DO THIS:
Copy every line of the entries that includes the word "прочих".

"""

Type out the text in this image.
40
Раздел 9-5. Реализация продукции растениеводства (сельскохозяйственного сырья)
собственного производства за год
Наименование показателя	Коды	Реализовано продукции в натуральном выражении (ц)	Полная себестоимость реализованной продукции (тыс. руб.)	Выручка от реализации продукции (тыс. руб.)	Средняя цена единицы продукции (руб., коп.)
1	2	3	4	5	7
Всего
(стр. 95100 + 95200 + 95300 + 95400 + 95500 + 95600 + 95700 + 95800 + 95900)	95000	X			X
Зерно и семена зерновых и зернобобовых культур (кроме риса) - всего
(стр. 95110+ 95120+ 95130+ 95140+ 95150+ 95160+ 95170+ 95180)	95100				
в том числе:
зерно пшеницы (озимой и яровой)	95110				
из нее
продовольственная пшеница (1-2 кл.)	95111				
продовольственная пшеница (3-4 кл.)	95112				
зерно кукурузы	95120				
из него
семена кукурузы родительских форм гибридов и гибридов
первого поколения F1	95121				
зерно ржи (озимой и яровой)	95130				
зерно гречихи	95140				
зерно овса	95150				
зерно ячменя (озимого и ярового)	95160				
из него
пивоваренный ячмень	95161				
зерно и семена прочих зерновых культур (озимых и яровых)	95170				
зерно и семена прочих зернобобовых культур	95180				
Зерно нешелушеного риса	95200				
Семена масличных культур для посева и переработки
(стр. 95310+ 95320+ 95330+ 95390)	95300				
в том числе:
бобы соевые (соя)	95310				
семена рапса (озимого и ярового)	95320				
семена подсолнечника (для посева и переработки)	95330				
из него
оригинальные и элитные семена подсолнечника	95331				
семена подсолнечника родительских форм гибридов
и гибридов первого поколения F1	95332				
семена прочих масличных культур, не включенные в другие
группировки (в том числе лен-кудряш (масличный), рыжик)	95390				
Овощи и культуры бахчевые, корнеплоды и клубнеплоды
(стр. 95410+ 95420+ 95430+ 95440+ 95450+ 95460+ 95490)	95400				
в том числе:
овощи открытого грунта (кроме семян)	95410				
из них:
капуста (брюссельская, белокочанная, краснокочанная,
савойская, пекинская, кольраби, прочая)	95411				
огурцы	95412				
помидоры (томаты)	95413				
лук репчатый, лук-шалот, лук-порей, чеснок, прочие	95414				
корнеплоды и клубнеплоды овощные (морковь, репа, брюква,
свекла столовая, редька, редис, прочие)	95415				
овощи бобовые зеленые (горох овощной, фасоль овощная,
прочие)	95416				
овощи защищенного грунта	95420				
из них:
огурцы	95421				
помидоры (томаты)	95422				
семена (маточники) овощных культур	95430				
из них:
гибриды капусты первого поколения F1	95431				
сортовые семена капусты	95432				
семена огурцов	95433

"""

COMPLETED EXERCISE:
зерно и семена прочих зерновых культур (озимых и яровых)	95170				
зерно и семена прочих зернобобовых культур	95180				
семена прочих масличных культур, не включенные в другие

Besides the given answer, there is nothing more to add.